Instructions to follow
Look through the lines below and extract any with the word "Coordinated".

Records supplied
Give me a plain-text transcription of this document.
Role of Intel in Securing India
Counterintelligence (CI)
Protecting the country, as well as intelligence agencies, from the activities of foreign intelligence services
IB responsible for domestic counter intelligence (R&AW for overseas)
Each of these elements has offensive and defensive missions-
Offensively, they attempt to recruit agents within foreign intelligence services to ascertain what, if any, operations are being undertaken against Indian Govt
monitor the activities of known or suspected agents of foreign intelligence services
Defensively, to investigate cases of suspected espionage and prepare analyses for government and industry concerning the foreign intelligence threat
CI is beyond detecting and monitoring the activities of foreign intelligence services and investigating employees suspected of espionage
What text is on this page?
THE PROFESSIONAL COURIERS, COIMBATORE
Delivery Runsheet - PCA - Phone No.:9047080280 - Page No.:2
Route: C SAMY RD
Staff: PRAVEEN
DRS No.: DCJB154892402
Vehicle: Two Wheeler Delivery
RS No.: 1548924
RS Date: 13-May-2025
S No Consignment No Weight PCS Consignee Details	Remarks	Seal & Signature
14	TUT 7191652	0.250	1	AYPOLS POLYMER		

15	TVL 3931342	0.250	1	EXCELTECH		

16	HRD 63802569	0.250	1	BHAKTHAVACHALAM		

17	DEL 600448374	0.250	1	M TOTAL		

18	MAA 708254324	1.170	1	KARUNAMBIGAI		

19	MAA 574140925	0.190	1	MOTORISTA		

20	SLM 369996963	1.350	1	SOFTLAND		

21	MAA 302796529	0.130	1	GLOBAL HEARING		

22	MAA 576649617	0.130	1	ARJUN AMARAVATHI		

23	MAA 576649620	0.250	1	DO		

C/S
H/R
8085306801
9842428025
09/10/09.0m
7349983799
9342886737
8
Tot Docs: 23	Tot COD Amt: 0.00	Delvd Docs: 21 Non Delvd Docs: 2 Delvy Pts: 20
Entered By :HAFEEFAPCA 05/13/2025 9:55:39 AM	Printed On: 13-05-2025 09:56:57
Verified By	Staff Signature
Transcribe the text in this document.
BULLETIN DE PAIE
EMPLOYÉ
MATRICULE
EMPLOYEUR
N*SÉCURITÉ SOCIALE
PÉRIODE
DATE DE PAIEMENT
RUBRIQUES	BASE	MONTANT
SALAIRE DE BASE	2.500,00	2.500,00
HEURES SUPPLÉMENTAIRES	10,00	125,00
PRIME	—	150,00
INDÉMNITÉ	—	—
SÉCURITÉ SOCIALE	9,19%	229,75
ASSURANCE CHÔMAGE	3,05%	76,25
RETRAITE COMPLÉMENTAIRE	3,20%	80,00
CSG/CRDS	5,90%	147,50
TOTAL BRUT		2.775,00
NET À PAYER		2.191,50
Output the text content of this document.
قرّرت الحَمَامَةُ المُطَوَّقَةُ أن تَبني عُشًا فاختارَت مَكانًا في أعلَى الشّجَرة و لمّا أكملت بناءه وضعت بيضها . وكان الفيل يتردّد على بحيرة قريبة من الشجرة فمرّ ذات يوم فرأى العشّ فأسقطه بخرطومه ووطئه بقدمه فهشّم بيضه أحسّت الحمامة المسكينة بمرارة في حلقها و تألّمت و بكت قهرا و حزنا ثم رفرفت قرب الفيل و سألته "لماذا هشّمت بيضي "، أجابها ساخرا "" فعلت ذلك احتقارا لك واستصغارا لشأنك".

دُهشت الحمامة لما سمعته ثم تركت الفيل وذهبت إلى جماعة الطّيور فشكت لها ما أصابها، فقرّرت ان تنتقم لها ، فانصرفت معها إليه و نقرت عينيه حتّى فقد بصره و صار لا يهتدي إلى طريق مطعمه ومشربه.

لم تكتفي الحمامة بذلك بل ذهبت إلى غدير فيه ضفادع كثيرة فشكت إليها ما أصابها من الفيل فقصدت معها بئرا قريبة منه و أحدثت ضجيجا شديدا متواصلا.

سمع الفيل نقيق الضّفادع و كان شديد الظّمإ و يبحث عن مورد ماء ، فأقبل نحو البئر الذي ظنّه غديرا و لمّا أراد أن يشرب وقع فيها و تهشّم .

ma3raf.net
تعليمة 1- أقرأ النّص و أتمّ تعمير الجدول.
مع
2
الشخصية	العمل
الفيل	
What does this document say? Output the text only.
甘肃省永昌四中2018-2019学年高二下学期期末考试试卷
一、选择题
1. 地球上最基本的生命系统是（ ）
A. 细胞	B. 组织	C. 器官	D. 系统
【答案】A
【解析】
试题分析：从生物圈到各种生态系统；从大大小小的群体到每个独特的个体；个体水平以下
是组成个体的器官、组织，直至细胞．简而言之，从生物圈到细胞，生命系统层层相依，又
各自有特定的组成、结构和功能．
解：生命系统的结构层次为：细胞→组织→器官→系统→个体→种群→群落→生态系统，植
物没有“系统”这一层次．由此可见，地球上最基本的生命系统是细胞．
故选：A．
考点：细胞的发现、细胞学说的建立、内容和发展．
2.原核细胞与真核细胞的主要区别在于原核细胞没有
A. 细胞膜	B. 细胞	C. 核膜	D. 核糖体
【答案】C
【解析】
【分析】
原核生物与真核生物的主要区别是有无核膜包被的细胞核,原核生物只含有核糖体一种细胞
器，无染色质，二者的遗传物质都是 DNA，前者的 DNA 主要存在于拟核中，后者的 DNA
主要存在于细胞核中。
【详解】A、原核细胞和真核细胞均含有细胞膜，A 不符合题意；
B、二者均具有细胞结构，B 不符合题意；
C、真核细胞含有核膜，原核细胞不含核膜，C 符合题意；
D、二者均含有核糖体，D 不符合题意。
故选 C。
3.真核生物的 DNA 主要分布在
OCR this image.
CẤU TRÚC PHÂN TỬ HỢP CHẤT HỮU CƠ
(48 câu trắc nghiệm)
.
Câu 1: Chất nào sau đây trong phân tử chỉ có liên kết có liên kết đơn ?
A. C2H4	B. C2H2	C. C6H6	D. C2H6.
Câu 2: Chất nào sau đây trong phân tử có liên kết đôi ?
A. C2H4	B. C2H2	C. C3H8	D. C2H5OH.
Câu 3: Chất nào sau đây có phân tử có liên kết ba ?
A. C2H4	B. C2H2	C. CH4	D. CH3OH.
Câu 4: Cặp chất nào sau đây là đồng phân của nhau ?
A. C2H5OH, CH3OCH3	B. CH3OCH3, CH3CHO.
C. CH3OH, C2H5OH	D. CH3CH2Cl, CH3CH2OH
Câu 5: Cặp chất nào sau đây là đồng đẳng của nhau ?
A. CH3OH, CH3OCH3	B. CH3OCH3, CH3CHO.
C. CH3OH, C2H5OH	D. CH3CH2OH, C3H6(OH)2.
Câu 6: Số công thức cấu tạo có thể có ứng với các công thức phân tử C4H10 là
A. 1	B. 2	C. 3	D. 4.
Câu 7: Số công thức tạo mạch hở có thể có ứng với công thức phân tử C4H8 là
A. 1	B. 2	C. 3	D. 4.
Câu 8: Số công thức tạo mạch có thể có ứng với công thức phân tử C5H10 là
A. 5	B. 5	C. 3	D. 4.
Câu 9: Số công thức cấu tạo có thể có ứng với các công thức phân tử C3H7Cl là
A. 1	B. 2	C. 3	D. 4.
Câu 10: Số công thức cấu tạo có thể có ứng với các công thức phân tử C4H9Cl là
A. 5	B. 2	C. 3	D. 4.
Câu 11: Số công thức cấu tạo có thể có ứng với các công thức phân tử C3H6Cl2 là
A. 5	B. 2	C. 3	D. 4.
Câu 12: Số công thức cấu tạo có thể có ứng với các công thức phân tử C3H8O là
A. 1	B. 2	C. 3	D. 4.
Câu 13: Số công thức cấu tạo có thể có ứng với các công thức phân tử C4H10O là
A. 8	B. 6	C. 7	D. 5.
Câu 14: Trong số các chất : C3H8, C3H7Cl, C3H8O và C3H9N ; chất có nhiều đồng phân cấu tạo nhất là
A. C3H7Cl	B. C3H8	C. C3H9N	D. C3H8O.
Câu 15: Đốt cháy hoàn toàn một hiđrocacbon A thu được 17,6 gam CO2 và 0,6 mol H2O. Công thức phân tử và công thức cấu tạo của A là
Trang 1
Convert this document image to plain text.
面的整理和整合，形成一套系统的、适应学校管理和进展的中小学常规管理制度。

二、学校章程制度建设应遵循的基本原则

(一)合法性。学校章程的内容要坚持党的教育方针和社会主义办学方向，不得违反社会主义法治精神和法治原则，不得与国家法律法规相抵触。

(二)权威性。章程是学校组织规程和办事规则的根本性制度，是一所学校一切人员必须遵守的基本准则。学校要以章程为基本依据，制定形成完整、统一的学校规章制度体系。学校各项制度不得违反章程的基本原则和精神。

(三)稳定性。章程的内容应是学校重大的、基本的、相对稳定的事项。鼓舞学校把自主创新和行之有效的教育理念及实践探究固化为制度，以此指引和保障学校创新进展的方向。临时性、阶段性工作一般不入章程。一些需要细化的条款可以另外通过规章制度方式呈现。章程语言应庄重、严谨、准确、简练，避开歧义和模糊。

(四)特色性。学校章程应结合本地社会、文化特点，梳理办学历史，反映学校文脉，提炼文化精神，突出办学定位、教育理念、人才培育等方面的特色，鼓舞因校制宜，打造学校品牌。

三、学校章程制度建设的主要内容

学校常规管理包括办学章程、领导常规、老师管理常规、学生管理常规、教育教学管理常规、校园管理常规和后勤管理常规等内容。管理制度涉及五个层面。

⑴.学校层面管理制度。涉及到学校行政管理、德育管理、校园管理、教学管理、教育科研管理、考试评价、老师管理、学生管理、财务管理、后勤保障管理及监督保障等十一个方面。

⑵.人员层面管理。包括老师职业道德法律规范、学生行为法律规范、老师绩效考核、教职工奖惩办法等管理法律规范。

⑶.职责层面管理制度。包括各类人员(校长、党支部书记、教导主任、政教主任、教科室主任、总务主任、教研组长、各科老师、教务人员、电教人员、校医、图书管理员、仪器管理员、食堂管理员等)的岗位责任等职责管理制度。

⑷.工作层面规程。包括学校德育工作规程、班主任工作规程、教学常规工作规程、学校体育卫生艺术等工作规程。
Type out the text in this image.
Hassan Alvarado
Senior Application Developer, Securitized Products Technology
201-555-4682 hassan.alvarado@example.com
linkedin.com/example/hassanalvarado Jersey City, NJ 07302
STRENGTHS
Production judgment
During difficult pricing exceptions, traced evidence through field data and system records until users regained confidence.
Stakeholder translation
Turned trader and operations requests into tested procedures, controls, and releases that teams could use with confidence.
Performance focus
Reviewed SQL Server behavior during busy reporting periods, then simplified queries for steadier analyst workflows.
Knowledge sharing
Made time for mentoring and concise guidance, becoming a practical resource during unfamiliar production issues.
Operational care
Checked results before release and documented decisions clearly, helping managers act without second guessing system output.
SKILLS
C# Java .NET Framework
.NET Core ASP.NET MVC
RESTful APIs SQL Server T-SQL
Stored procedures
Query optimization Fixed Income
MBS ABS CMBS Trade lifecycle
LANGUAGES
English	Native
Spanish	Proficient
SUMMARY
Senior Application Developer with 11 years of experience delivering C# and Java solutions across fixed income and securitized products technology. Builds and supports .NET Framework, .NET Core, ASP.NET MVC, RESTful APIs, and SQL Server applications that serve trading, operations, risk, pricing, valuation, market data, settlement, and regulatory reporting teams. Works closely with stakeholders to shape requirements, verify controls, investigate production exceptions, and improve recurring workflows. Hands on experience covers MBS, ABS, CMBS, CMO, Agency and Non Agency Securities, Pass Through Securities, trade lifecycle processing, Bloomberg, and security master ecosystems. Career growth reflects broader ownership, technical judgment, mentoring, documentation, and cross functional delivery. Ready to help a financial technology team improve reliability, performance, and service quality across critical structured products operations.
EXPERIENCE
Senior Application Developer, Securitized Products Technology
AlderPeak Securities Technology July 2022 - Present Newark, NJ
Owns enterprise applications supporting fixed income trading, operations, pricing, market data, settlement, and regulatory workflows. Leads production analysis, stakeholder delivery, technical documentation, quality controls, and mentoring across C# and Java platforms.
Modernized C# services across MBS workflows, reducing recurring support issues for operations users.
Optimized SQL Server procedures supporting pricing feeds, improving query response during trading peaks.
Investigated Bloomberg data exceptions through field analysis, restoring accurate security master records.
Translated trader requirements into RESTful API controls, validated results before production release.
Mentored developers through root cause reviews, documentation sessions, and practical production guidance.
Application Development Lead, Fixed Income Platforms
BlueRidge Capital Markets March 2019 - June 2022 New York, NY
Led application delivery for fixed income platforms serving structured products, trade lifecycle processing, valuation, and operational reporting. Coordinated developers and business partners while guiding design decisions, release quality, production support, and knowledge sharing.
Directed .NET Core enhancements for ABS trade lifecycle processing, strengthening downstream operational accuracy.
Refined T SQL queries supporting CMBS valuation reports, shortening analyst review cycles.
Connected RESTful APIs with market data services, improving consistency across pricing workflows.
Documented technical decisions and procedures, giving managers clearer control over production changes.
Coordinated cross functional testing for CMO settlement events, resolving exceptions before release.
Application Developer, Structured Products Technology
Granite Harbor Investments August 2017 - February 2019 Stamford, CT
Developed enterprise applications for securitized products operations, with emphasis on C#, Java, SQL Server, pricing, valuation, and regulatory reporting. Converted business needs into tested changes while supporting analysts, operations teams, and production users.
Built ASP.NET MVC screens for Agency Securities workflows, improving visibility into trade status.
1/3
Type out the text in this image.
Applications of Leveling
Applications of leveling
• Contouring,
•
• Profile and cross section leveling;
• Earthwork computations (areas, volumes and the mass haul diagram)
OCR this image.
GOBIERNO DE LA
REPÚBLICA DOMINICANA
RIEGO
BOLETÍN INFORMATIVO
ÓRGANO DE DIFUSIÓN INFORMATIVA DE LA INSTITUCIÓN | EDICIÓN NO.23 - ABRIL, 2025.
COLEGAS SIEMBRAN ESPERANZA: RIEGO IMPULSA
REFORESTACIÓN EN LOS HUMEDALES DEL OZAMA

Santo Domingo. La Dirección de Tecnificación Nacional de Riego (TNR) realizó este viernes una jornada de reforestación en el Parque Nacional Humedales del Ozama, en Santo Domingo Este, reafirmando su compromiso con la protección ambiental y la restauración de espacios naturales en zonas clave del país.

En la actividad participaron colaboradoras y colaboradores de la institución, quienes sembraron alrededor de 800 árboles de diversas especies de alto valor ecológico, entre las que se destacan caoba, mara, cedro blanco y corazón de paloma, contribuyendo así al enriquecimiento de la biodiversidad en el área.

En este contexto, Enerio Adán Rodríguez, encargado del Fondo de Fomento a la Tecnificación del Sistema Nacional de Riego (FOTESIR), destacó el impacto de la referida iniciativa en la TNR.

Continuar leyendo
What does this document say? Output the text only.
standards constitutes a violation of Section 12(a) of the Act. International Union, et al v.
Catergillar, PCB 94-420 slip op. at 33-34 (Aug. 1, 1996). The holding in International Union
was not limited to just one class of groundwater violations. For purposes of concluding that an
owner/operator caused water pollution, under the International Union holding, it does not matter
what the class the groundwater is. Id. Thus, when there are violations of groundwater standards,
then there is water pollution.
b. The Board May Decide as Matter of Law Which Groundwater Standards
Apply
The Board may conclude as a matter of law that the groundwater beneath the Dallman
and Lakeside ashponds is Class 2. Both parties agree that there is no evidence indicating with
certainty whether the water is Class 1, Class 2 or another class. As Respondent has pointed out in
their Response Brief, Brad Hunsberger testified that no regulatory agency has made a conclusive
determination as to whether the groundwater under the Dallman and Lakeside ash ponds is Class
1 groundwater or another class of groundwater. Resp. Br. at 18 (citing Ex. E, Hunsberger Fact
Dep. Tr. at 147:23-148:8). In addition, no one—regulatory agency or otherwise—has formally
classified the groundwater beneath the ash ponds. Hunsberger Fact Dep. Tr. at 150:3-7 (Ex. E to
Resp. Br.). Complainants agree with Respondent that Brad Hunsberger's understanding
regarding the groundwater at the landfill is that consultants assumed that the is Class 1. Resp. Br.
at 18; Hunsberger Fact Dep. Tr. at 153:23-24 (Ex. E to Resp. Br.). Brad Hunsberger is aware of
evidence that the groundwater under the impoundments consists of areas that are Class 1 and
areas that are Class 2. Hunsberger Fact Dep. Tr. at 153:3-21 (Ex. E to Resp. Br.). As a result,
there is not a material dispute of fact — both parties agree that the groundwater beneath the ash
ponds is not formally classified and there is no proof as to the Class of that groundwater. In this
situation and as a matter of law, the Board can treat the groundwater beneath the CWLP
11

Solution for this problem
Led application delivery for fixed income platforms serving structured products, trade lifecycle processing, valuation, and operational reporting. Coordinated developers and business partners while guiding design decisions, release quality, production support, and knowledge sharing.
Coordinated cross functional testing for CMO settlement events, resolving exceptions before release.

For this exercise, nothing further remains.